═════ Task data

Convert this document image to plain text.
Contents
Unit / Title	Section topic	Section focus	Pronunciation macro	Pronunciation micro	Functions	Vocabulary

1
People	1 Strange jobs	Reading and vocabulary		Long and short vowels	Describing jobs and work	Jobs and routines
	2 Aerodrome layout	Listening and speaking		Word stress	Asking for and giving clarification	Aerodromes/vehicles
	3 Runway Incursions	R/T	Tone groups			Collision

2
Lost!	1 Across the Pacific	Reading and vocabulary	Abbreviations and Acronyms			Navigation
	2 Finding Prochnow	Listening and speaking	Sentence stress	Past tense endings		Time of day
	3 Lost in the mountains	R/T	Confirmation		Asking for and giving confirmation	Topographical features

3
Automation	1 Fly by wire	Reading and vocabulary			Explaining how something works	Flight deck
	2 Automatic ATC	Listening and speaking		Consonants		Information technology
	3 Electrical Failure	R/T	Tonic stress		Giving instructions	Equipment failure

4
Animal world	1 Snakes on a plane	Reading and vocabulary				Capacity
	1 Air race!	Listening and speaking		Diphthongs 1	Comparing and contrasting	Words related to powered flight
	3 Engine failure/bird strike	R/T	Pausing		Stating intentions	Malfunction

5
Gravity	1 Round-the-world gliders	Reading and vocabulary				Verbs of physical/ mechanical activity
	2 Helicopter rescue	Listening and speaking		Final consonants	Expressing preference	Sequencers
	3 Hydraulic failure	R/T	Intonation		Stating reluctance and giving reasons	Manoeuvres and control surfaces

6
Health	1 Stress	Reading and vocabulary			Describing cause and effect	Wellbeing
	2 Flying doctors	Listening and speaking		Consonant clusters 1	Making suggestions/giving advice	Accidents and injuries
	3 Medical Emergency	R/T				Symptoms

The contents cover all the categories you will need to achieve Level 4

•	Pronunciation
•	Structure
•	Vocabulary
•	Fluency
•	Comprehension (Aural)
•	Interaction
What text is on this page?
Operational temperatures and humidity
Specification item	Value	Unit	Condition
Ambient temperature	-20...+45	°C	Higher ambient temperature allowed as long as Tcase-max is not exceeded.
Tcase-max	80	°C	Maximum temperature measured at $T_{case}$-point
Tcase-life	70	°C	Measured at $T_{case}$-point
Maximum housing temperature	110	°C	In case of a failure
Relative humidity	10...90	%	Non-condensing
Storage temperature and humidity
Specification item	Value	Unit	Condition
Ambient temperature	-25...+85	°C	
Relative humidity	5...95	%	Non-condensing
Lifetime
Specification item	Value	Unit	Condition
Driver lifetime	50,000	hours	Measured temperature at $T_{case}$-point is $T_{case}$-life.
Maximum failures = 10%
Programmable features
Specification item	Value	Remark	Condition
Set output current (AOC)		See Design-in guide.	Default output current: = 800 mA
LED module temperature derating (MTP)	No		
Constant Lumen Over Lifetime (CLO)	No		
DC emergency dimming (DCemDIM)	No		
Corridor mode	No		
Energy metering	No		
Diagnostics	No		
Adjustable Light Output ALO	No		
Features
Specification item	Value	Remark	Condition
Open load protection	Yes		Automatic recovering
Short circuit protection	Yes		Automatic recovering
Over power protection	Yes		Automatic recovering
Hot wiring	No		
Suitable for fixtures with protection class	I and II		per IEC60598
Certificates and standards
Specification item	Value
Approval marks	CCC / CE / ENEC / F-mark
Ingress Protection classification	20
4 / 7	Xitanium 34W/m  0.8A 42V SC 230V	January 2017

══════════

● Problem to work on:
Output all of the data again, exactly.

● Correct result:
Convert this document image to plain text.
Contents
Unit / Title	Section topic	Section focus	Pronunciation macro	Pronunciation micro	Functions	Vocabulary

1
People	1 Strange jobs	Reading and vocabulary		Long and short vowels	Describing jobs and work	Jobs and routines
	2 Aerodrome layout	Listening and speaking		Word stress	Asking for and giving clarification	Aerodromes/vehicles
	3 Runway Incursions	R/T	Tone groups			Collision

2
Lost!	1 Across the Pacific	Reading and vocabulary	Abbreviations and Acronyms			Navigation
	2 Finding Prochnow	Listening and speaking	Sentence stress	Past tense endings		Time of day
	3 Lost in the mountains	R/T	Confirmation		Asking for and giving confirmation	Topographical features

3
Automation	1 Fly by wire	Reading and vocabulary			Explaining how something works	Flight deck
	2 Automatic ATC	Listening and speaking		Consonants		Information technology
	3 Electrical Failure	R/T	Tonic stress		Giving instructions	Equipment failure

4
Animal world	1 Snakes on a plane	Reading and vocabulary				Capacity
	1 Air race!	Listening and speaking		Diphthongs 1	Comparing and contrasting	Words related to powered flight
	3 Engine failure/bird strike	R/T	Pausing		Stating intentions	Malfunction

5
Gravity	1 Round-the-world gliders	Reading and vocabulary				Verbs of physical/ mechanical activity
	2 Helicopter rescue	Listening and speaking		Final consonants	Expressing preference	Sequencers
	3 Hydraulic failure	R/T	Intonation		Stating reluctance and giving reasons	Manoeuvres and control surfaces

6
Health	1 Stress	Reading and vocabulary			Describing cause and effect	Wellbeing
	2 Flying doctors	Listening and speaking		Consonant clusters 1	Making suggestions/giving advice	Accidents and injuries
	3 Medical Emergency	R/T				Symptoms

The contents cover all the categories you will need to achieve Level 4

•	Pronunciation
•	Structure
•	Vocabulary
•	Fluency
•	Comprehension (Aural)
•	Interaction
What text is on this page?
Operational temperatures and humidity
Specification item	Value	Unit	Condition
Ambient temperature	-20...+45	°C	Higher ambient temperature allowed as long as Tcase-max is not exceeded.
Tcase-max	80	°C	Maximum temperature measured at $T_{case}$-point
Tcase-life	70	°C	Measured at $T_{case}$-point
Maximum housing temperature	110	°C	In case of a failure
Relative humidity	10...90	%	Non-condensing
Storage temperature and humidity
Specification item	Value	Unit	Condition
Ambient temperature	-25...+85	°C	
Relative humidity	5...95	%	Non-condensing
Lifetime
Specification item	Value	Unit	Condition
Driver lifetime	50,000	hours	Measured temperature at $T_{case}$-point is $T_{case}$-life.
Maximum failures = 10%
Programmable features
Specification item	Value	Remark	Condition
Set output current (AOC)		See Design-in guide.	Default output current: = 800 mA
LED module temperature derating (MTP)	No		
Constant Lumen Over Lifetime (CLO)	No		
DC emergency dimming (DCemDIM)	No		
Corridor mode	No		
Energy metering	No		
Diagnostics	No		
Adjustable Light Output ALO	No		
Features
Specification item	Value	Remark	Condition
Open load protection	Yes		Automatic recovering
Short circuit protection	Yes		Automatic recovering
Over power protection	Yes		Automatic recovering
Hot wiring	No		
Suitable for fixtures with protection class	I and II		per IEC60598
Certificates and standards
Specification item	Value
Approval marks	CCC / CE / ENEC / F-mark
Ingress Protection classification	20
4 / 7	Xitanium 34W/m  0.8A 42V SC 230V	January 2017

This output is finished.